Task instructions
Pick out each line below containing "name".

Data for this exercise
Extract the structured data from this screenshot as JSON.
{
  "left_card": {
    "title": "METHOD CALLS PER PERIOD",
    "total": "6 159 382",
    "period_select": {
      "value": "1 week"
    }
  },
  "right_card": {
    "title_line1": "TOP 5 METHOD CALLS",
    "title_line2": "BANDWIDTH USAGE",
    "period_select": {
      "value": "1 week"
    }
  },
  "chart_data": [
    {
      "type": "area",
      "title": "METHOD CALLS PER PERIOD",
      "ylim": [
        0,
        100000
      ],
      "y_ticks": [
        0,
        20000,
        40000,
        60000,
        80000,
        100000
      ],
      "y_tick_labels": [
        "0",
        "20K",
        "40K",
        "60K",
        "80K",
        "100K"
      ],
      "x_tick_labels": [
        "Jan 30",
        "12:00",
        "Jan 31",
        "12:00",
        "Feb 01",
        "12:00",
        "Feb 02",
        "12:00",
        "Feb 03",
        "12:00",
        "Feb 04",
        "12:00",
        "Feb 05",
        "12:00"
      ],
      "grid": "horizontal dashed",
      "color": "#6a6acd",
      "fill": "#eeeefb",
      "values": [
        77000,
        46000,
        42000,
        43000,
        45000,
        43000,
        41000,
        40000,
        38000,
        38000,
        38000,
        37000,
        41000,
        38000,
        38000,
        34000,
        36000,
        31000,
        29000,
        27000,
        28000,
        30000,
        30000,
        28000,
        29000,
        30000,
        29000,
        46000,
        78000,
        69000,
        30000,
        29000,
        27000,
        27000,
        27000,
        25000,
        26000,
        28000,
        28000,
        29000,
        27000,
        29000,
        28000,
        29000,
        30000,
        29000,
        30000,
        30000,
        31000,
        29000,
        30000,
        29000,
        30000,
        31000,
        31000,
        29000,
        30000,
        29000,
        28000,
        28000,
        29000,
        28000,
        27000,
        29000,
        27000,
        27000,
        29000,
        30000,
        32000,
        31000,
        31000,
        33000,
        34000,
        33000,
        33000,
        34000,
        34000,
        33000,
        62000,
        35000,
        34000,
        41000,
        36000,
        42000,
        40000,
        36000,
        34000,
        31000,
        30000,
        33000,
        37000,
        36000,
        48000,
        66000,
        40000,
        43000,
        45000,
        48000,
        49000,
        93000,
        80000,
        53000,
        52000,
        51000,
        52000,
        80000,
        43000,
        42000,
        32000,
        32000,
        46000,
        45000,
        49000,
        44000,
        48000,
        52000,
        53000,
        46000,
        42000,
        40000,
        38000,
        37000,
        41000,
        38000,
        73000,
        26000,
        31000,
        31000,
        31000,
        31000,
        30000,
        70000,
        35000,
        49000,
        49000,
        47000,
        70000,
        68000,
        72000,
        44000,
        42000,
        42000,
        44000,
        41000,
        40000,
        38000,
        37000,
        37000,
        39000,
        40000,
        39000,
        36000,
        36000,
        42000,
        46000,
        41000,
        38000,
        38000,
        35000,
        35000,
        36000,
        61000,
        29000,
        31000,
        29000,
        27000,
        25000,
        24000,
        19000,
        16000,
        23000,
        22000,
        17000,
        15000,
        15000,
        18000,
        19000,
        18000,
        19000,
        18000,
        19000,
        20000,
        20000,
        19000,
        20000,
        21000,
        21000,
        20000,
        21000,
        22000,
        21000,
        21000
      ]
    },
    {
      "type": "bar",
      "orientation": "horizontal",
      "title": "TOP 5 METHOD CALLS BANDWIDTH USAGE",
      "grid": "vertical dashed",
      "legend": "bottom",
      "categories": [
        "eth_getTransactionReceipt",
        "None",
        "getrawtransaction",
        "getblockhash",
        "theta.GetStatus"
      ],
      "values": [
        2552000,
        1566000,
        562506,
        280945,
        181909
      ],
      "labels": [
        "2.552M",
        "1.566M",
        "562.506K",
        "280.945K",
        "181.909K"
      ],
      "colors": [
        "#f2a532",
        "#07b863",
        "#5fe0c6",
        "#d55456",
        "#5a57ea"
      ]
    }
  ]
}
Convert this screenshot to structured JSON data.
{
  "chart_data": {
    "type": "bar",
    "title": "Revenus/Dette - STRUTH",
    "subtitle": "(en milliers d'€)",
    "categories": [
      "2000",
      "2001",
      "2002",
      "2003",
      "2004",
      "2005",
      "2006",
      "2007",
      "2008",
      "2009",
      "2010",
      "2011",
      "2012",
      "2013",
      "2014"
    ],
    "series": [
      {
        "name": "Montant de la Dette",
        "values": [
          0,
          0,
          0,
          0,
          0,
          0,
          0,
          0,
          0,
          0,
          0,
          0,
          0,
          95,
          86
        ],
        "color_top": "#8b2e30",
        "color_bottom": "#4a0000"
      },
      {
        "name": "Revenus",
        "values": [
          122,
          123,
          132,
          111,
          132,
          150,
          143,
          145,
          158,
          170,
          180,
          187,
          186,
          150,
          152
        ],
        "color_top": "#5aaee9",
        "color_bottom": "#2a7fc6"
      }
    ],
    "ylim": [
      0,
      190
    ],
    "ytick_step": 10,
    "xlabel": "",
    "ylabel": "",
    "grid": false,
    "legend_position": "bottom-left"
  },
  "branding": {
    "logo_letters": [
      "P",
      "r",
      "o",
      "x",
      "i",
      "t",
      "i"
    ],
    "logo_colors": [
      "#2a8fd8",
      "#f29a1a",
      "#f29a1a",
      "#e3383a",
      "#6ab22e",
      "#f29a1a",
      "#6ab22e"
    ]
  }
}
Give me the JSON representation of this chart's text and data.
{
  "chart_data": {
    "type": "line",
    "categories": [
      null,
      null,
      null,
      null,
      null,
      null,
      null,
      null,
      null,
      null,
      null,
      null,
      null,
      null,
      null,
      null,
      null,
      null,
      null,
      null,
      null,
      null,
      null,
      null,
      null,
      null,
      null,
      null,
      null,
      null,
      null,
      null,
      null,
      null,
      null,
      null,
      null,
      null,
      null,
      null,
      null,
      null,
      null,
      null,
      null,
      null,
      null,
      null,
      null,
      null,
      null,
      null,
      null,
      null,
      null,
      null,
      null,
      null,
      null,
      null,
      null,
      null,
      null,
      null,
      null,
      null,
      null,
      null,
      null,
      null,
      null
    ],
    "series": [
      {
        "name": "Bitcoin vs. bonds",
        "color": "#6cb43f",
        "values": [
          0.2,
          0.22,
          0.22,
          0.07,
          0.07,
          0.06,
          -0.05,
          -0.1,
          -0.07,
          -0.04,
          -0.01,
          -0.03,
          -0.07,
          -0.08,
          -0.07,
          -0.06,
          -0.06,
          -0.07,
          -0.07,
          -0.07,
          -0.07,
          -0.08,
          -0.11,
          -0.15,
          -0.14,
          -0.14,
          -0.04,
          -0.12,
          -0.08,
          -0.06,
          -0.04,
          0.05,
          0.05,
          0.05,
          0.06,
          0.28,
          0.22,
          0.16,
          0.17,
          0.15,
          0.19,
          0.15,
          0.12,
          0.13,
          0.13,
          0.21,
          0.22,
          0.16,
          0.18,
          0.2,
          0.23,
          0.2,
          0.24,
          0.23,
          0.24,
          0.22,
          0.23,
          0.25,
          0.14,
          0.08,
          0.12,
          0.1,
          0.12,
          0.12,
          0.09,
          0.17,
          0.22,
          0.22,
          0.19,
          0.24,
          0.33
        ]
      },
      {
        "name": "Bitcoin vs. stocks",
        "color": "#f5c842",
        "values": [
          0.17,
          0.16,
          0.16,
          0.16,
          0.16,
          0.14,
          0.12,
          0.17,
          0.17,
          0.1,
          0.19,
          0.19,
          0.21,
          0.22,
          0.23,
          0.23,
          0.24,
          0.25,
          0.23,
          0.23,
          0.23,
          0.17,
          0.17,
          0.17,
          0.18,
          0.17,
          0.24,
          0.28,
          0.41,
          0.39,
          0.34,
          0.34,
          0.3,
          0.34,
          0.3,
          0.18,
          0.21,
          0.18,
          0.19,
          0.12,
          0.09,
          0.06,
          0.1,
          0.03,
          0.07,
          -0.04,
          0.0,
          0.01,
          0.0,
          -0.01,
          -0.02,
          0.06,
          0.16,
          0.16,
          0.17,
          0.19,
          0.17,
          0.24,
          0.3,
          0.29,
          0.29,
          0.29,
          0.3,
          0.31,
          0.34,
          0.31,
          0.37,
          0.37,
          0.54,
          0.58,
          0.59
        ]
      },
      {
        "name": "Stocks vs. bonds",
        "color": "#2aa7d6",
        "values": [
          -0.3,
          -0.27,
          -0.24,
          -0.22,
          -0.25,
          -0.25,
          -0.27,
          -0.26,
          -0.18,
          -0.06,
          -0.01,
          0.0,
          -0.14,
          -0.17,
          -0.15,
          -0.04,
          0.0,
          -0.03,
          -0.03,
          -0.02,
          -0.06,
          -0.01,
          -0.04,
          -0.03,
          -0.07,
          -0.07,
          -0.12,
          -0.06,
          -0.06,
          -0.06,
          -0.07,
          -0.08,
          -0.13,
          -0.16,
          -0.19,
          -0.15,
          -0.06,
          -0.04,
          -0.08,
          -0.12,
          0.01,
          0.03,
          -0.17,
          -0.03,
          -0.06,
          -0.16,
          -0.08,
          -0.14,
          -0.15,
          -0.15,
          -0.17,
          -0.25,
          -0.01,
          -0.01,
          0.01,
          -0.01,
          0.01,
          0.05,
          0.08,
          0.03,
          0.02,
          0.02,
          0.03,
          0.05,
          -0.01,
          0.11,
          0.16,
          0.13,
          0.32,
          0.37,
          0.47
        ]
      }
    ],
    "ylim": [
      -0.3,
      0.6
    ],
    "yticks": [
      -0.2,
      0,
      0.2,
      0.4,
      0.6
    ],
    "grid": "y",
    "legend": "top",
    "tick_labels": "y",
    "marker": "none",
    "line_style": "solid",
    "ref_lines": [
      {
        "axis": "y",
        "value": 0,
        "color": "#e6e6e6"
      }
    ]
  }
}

Task response
        "name": "Montant de la Dette",
        "name": "Revenus",
        "name": "Bitcoin vs. bonds",
        "name": "Bitcoin vs. stocks",
        "name": "Stocks vs. bonds",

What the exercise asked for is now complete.